EXERCISE BRIEF:
Extract each line of the data below exactly as written.

GIVEN RECORDS:
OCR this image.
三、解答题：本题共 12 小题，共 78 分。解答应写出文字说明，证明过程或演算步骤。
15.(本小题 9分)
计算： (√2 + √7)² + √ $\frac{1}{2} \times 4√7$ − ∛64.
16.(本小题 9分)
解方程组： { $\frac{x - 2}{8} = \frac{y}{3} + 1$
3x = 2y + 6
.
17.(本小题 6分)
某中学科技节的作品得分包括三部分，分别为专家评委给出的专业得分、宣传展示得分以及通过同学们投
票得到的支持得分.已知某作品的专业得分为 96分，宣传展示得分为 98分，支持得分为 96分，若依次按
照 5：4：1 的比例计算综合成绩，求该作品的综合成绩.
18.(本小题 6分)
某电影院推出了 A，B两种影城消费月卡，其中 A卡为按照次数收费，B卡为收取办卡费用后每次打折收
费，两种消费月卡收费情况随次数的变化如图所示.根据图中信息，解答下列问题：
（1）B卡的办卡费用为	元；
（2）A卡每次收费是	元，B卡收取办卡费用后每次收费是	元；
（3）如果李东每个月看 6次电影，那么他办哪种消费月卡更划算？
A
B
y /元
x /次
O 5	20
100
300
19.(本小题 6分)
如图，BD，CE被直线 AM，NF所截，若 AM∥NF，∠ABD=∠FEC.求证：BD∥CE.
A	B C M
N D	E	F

SOLVED EXERCISE:
OCR this image.
三、解答题：本题共 12 小题，共 78 分。解答应写出文字说明，证明过程或演算步骤。
15.(本小题 9分)
计算： (√2 + √7)² + √ $\frac{1}{2} \times 4√7$ − ∛64.
16.(本小题 9分)
解方程组： { $\frac{x - 2}{8} = \frac{y}{3} + 1$
3x = 2y + 6
.
17.(本小题 6分)
某中学科技节的作品得分包括三部分，分别为专家评委给出的专业得分、宣传展示得分以及通过同学们投
票得到的支持得分.已知某作品的专业得分为 96分，宣传展示得分为 98分，支持得分为 96分，若依次按
照 5：4：1 的比例计算综合成绩，求该作品的综合成绩.
18.(本小题 6分)
某电影院推出了 A，B两种影城消费月卡，其中 A卡为按照次数收费，B卡为收取办卡费用后每次打折收
费，两种消费月卡收费情况随次数的变化如图所示.根据图中信息，解答下列问题：
（1）B卡的办卡费用为	元；
（2）A卡每次收费是	元，B卡收取办卡费用后每次收费是	元；
（3）如果李东每个月看 6次电影，那么他办哪种消费月卡更划算？
A
B
y /元
x /次
O 5	20
100
300
19.(本小题 6分)
如图，BD，CE被直线 AM，NF所截，若 AM∥NF，∠ABD=∠FEC.求证：BD∥CE.
A	B C M
N D	E	F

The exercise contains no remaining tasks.